Write out each line beneath this one exactly as it reads.

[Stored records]
>>>>

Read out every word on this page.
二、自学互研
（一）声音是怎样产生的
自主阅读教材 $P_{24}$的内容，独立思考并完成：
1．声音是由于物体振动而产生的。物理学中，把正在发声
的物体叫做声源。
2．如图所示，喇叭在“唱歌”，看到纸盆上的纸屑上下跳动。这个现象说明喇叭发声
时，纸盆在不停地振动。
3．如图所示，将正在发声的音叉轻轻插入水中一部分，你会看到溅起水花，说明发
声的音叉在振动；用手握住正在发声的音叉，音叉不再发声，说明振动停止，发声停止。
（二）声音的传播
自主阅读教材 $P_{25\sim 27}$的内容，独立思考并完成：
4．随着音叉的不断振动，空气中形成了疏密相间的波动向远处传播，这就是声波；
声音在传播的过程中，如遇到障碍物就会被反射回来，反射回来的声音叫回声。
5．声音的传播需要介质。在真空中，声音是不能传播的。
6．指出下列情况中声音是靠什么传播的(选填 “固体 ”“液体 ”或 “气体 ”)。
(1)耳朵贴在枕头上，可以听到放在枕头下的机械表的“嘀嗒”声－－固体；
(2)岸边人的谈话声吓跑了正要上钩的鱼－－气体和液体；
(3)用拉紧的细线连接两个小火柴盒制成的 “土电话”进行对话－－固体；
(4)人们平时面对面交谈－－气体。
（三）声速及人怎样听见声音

<<<<

▸ RESULT FOR THIS TASK
Read out every word on this page.
二、自学互研
（一）声音是怎样产生的
自主阅读教材 $P_{24}$的内容，独立思考并完成：
1．声音是由于物体振动而产生的。物理学中，把正在发声
的物体叫做声源。
2．如图所示，喇叭在“唱歌”，看到纸盆上的纸屑上下跳动。这个现象说明喇叭发声
时，纸盆在不停地振动。
3．如图所示，将正在发声的音叉轻轻插入水中一部分，你会看到溅起水花，说明发
声的音叉在振动；用手握住正在发声的音叉，音叉不再发声，说明振动停止，发声停止。
（二）声音的传播
自主阅读教材 $P_{25\sim 27}$的内容，独立思考并完成：
4．随着音叉的不断振动，空气中形成了疏密相间的波动向远处传播，这就是声波；
声音在传播的过程中，如遇到障碍物就会被反射回来，反射回来的声音叫回声。
5．声音的传播需要介质。在真空中，声音是不能传播的。
6．指出下列情况中声音是靠什么传播的(选填 “固体 ”“液体 ”或 “气体 ”)。
(1)耳朵贴在枕头上，可以听到放在枕头下的机械表的“嘀嗒”声－－固体；
(2)岸边人的谈话声吓跑了正要上钩的鱼－－气体和液体；
(3)用拉紧的细线连接两个小火柴盒制成的 “土电话”进行对话－－固体；
(4)人们平时面对面交谈－－气体。
（三）声速及人怎样听见声音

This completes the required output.